• _Extracted records_
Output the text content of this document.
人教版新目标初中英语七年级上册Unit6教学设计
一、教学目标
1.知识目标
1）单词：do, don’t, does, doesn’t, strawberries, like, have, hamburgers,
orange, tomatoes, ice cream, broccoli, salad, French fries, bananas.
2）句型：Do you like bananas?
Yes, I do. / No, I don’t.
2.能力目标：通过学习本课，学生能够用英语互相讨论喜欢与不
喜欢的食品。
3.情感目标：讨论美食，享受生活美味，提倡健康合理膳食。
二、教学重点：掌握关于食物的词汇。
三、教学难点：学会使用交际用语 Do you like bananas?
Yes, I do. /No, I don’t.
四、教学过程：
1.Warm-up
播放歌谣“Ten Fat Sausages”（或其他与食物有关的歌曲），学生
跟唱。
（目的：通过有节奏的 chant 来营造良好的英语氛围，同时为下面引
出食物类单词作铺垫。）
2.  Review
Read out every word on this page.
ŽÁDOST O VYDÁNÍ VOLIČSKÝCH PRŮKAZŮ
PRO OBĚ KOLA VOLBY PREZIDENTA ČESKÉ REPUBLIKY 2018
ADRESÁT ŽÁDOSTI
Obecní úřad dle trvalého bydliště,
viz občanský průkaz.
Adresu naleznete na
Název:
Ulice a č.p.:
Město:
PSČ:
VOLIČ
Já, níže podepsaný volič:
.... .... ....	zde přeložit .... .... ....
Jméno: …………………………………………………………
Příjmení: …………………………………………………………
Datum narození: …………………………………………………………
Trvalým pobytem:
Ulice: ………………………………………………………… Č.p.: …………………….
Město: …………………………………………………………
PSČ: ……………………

• _Your goal_
Recopy the whole listing exactly.

• _Expected output_
Output the text content of this document.
人教版新目标初中英语七年级上册Unit6教学设计
一、教学目标
1.知识目标
1）单词：do, don’t, does, doesn’t, strawberries, like, have, hamburgers,
orange, tomatoes, ice cream, broccoli, salad, French fries, bananas.
2）句型：Do you like bananas?
Yes, I do. / No, I don’t.
2.能力目标：通过学习本课，学生能够用英语互相讨论喜欢与不
喜欢的食品。
3.情感目标：讨论美食，享受生活美味，提倡健康合理膳食。
二、教学重点：掌握关于食物的词汇。
三、教学难点：学会使用交际用语 Do you like bananas?
Yes, I do. /No, I don’t.
四、教学过程：
1.Warm-up
播放歌谣“Ten Fat Sausages”（或其他与食物有关的歌曲），学生
跟唱。
（目的：通过有节奏的 chant 来营造良好的英语氛围，同时为下面引
出食物类单词作铺垫。）
2.  Review
Read out every word on this page.
ŽÁDOST O VYDÁNÍ VOLIČSKÝCH PRŮKAZŮ
PRO OBĚ KOLA VOLBY PREZIDENTA ČESKÉ REPUBLIKY 2018
ADRESÁT ŽÁDOSTI
Obecní úřad dle trvalého bydliště,
viz občanský průkaz.
Adresu naleznete na
Název:
Ulice a č.p.:
Město:
PSČ:
VOLIČ
Já, níže podepsaný volič:
.... .... ....	zde přeložit .... .... ....
Jméno: …………………………………………………………
Příjmení: …………………………………………………………
Datum narození: …………………………………………………………
Trvalým pobytem:
Ulice: ………………………………………………………… Č.p.: …………………….
Město: …………………………………………………………
PSČ: ……………………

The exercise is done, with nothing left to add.